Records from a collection
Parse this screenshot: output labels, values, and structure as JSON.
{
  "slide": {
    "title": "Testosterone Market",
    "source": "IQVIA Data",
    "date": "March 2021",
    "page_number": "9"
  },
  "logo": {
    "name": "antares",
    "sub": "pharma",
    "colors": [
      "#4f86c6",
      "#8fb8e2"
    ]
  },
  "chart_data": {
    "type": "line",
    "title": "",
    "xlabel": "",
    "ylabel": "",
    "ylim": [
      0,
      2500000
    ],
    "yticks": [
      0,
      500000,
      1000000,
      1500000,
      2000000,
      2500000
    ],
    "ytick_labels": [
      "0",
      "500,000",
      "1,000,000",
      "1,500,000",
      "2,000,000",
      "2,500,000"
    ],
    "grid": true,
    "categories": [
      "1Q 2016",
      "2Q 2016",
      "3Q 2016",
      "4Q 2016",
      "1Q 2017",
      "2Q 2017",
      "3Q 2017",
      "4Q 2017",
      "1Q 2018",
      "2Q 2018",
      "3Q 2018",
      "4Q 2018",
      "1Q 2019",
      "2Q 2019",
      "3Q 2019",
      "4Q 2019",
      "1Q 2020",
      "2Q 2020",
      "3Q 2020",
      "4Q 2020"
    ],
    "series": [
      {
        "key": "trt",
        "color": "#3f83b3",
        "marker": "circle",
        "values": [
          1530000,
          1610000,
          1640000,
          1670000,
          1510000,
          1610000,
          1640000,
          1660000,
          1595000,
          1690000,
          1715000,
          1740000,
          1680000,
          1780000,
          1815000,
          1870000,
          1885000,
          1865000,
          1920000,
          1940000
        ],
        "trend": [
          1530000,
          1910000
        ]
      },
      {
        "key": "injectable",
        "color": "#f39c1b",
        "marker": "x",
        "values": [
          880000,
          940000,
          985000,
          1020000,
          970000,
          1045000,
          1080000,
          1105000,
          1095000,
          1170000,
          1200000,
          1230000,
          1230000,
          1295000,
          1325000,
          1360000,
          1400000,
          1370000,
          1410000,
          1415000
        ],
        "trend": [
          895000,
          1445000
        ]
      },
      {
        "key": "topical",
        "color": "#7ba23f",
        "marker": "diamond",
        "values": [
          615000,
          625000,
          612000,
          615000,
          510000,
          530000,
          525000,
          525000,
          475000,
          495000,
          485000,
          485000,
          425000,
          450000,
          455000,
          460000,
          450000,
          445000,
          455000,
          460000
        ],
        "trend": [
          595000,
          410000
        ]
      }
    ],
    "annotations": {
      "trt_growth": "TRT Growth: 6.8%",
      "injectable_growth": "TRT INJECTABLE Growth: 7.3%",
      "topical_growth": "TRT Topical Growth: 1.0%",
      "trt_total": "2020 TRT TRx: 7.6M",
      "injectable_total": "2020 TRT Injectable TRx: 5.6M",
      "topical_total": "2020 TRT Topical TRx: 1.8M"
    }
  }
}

§ STATED EXERCISE:
Your task is to repeat the data exactly, with nothing left out.

§ RIGHT ANSWER:
Parse this screenshot: output labels, values, and structure as JSON.
{
  "slide": {
    "title": "Testosterone Market",
    "source": "IQVIA Data",
    "date": "March 2021",
    "page_number": "9"
  },
  "logo": {
    "name": "antares",
    "sub": "pharma",
    "colors": [
      "#4f86c6",
      "#8fb8e2"
    ]
  },
  "chart_data": {
    "type": "line",
    "title": "",
    "xlabel": "",
    "ylabel": "",
    "ylim": [
      0,
      2500000
    ],
    "yticks": [
      0,
      500000,
      1000000,
      1500000,
      2000000,
      2500000
    ],
    "ytick_labels": [
      "0",
      "500,000",
      "1,000,000",
      "1,500,000",
      "2,000,000",
      "2,500,000"
    ],
    "grid": true,
    "categories": [
      "1Q 2016",
      "2Q 2016",
      "3Q 2016",
      "4Q 2016",
      "1Q 2017",
      "2Q 2017",
      "3Q 2017",
      "4Q 2017",
      "1Q 2018",
      "2Q 2018",
      "3Q 2018",
      "4Q 2018",
      "1Q 2019",
      "2Q 2019",
      "3Q 2019",
      "4Q 2019",
      "1Q 2020",
      "2Q 2020",
      "3Q 2020",
      "4Q 2020"
    ],
    "series": [
      {
        "key": "trt",
        "color": "#3f83b3",
        "marker": "circle",
        "values": [
          1530000,
          1610000,
          1640000,
          1670000,
          1510000,
          1610000,
          1640000,
          1660000,
          1595000,
          1690000,
          1715000,
          1740000,
          1680000,
          1780000,
          1815000,
          1870000,
          1885000,
          1865000,
          1920000,
          1940000
        ],
        "trend": [
          1530000,
          1910000
        ]
      },
      {
        "key": "injectable",
        "color": "#f39c1b",
        "marker": "x",
        "values": [
          880000,
          940000,
          985000,
          1020000,
          970000,
          1045000,
          1080000,
          1105000,
          1095000,
          1170000,
          1200000,
          1230000,
          1230000,
          1295000,
          1325000,
          1360000,
          1400000,
          1370000,
          1410000,
          1415000
        ],
        "trend": [
          895000,
          1445000
        ]
      },
      {
        "key": "topical",
        "color": "#7ba23f",
        "marker": "diamond",
        "values": [
          615000,
          625000,
          612000,
          615000,
          510000,
          530000,
          525000,
          525000,
          475000,
          495000,
          485000,
          485000,
          425000,
          450000,
          455000,
          460000,
          450000,
          445000,
          455000,
          460000
        ],
        "trend": [
          595000,
          410000
        ]
      }
    ],
    "annotations": {
      "trt_growth": "TRT Growth: 6.8%",
      "injectable_growth": "TRT INJECTABLE Growth: 7.3%",
      "topical_growth": "TRT Topical Growth: 1.0%",
      "trt_total": "2020 TRT TRx: 7.6M",
      "injectable_total": "2020 TRT Injectable TRx: 5.6M",
      "topical_total": "2020 TRT Topical TRx: 1.8M"
    }
  }
}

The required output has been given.